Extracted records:
━━━

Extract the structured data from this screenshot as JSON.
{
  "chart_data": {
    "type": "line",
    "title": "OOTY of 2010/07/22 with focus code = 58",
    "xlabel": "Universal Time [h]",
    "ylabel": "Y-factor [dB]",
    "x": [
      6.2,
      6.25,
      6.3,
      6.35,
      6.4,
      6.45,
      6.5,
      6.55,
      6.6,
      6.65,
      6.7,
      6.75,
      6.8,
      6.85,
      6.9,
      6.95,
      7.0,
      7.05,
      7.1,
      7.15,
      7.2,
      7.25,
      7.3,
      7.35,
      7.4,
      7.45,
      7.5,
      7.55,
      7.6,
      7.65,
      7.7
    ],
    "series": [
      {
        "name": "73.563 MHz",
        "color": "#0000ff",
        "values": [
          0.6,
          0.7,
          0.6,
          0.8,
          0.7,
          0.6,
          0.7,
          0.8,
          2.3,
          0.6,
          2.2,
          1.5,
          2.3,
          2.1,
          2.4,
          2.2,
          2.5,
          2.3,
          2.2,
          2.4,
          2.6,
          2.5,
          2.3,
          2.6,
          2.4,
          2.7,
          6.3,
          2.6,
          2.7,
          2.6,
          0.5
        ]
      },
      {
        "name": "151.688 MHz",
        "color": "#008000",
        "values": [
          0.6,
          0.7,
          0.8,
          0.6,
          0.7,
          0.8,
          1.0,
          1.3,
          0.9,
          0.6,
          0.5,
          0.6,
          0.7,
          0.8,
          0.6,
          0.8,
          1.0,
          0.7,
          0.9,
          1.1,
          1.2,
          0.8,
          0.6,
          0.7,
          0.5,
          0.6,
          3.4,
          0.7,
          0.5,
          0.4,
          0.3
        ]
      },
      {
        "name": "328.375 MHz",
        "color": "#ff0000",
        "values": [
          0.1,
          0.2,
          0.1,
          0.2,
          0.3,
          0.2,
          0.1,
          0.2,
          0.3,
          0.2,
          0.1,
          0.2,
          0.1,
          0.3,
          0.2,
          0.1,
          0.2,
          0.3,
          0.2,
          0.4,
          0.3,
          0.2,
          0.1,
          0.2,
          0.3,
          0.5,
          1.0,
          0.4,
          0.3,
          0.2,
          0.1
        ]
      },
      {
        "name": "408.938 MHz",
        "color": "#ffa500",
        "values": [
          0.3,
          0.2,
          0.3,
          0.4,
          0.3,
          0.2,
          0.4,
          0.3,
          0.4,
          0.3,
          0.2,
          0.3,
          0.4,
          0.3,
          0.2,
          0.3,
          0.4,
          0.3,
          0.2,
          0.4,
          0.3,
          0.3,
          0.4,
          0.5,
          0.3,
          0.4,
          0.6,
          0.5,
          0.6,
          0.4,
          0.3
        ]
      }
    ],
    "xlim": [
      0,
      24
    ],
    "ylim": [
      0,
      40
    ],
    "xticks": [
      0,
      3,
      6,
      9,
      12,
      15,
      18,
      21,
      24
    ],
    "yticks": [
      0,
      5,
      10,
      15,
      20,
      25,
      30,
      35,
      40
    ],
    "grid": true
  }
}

━━━

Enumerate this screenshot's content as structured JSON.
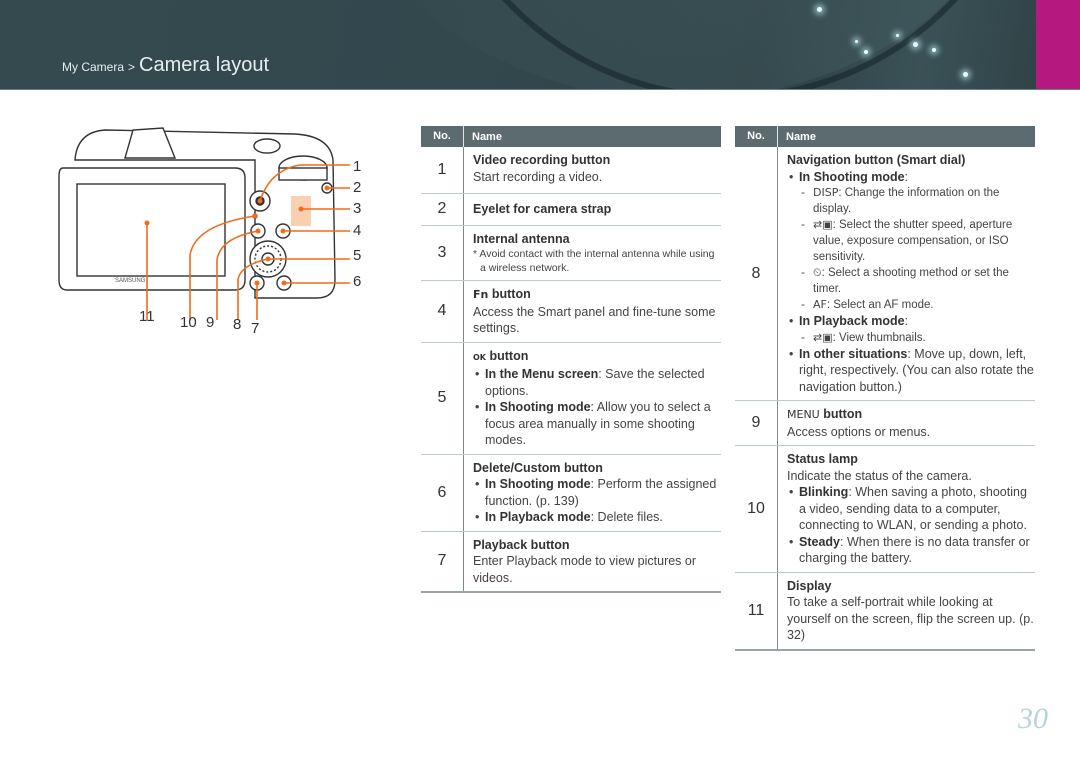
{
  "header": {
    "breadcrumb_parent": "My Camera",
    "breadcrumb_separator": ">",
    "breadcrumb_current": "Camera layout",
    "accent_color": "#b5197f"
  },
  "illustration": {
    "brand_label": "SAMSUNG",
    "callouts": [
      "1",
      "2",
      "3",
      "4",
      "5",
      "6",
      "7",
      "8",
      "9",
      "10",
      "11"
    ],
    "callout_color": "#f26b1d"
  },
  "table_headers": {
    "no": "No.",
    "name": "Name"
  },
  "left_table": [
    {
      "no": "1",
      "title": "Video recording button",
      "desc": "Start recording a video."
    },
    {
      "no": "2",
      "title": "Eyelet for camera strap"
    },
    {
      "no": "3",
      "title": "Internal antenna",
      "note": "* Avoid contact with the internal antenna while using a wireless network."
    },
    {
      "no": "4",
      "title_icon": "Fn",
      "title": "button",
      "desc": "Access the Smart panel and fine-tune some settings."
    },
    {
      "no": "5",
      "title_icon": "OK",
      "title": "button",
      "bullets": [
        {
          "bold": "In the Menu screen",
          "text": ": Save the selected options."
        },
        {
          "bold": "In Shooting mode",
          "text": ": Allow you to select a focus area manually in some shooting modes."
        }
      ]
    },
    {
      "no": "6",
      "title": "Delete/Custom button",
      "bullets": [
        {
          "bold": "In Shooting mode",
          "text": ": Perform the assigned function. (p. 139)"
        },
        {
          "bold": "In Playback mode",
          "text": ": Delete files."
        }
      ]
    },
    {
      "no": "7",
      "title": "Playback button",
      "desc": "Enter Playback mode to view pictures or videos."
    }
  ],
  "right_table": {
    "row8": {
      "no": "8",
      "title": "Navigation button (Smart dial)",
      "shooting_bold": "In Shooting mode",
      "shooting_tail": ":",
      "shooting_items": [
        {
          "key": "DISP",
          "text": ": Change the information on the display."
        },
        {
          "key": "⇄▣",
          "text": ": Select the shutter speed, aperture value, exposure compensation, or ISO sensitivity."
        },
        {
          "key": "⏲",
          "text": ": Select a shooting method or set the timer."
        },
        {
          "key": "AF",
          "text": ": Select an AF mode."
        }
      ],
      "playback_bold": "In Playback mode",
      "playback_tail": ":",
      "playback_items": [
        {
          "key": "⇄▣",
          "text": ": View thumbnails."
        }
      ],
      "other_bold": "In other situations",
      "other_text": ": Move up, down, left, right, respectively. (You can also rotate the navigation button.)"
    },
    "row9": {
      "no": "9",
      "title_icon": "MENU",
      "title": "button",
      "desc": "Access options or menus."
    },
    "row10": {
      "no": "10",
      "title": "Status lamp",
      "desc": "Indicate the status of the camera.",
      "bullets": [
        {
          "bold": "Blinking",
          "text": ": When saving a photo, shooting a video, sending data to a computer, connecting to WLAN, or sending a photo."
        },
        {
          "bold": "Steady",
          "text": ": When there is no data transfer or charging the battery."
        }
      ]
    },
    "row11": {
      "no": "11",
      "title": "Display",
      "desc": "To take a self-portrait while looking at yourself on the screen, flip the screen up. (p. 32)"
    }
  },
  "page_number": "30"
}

━━━

_TASK OBJECTIVE_
Gather every line from the listing above in which the word "name" appears.

_SOLUTION TO THIS PROBLEM_
        "name": "73.563 MHz",
        "name": "151.688 MHz",
        "name": "328.375 MHz",
        "name": "408.938 MHz",
    "name": "Name"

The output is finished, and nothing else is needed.